# REQUIREMENT
Search the data for the string "structured" and gather each line it is in.

(Extracts from a graphics dataset)
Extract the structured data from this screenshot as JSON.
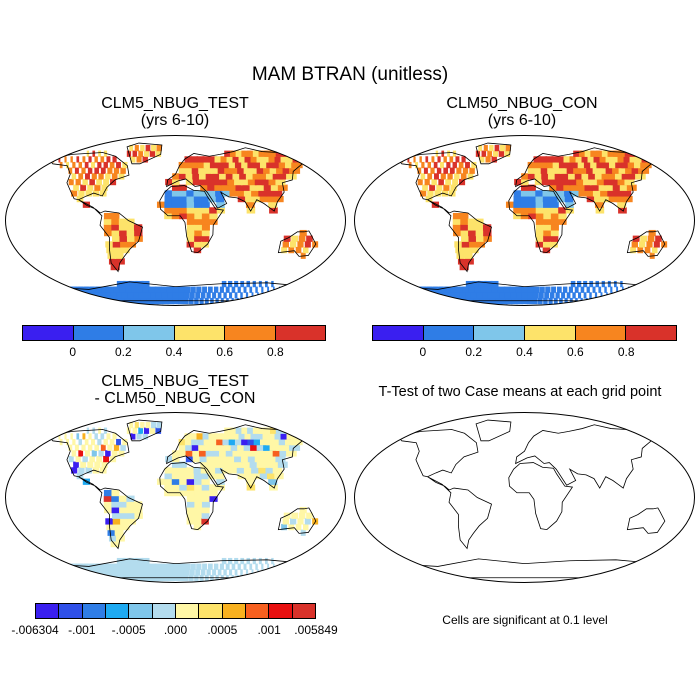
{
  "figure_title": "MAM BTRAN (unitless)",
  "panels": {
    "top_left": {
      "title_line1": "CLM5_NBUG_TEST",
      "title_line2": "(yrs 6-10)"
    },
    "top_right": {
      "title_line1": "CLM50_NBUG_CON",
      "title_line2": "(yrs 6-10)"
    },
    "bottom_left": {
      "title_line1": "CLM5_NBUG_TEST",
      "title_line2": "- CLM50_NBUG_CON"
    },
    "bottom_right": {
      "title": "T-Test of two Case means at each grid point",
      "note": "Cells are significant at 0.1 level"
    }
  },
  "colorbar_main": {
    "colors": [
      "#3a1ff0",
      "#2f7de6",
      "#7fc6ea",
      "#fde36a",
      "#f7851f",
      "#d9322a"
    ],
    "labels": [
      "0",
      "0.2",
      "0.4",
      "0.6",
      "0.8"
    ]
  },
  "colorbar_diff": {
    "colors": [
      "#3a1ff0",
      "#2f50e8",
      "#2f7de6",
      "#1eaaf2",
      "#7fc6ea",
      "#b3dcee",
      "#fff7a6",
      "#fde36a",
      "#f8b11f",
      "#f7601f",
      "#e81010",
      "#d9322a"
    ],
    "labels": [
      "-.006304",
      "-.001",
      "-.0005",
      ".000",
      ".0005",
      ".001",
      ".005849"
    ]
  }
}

---

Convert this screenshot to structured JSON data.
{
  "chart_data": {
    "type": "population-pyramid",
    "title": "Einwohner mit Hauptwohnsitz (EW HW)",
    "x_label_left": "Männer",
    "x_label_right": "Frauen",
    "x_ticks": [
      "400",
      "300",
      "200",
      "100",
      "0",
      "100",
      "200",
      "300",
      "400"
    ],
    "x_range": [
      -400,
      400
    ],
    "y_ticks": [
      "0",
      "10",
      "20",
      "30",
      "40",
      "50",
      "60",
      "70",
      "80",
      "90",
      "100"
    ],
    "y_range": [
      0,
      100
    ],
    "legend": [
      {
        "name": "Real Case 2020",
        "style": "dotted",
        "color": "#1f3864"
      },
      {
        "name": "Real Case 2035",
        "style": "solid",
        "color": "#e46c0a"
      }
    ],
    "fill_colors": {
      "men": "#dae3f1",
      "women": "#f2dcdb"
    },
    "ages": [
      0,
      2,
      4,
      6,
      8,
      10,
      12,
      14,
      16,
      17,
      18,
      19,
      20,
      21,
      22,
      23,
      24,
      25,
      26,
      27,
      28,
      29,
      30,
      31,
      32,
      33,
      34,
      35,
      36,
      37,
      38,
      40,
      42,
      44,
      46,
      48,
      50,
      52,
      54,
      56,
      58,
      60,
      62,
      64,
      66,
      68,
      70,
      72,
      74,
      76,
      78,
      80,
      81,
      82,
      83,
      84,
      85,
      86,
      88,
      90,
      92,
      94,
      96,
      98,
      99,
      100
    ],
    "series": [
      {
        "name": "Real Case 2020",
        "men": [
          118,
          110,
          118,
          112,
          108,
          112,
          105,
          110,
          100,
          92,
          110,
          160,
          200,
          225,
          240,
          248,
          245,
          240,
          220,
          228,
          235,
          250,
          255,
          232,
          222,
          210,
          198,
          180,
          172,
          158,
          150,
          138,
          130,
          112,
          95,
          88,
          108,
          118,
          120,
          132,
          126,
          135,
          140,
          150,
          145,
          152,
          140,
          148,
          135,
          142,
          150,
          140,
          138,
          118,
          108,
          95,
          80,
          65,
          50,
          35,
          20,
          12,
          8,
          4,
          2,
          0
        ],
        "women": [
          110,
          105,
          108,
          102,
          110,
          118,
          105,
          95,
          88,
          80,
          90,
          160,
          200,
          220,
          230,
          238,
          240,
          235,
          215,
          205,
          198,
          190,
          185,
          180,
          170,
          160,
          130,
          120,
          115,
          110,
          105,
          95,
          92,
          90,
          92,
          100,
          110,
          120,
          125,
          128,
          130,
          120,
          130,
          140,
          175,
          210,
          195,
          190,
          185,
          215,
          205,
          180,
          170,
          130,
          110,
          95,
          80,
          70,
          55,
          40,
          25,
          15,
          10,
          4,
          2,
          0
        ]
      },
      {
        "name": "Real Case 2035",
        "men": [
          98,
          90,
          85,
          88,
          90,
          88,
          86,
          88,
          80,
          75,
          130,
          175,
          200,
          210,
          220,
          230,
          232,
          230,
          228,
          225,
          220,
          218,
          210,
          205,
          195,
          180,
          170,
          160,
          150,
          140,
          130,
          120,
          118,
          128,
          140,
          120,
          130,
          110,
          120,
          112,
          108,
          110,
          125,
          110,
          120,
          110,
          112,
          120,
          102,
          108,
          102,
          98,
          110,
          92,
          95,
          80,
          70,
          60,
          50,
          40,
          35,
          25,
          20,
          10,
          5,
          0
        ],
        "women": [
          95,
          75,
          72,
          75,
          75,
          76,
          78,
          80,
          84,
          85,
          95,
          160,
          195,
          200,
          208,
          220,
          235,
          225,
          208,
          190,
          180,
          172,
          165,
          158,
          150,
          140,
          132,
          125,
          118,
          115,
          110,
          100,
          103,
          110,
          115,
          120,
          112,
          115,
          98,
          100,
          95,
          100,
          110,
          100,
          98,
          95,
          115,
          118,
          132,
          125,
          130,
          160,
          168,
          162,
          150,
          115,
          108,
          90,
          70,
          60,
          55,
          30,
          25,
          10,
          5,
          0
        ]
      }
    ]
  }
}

# ANSWER FOR THE TASK
Extract the structured data from this screenshot as JSON.
Convert this screenshot to structured JSON data.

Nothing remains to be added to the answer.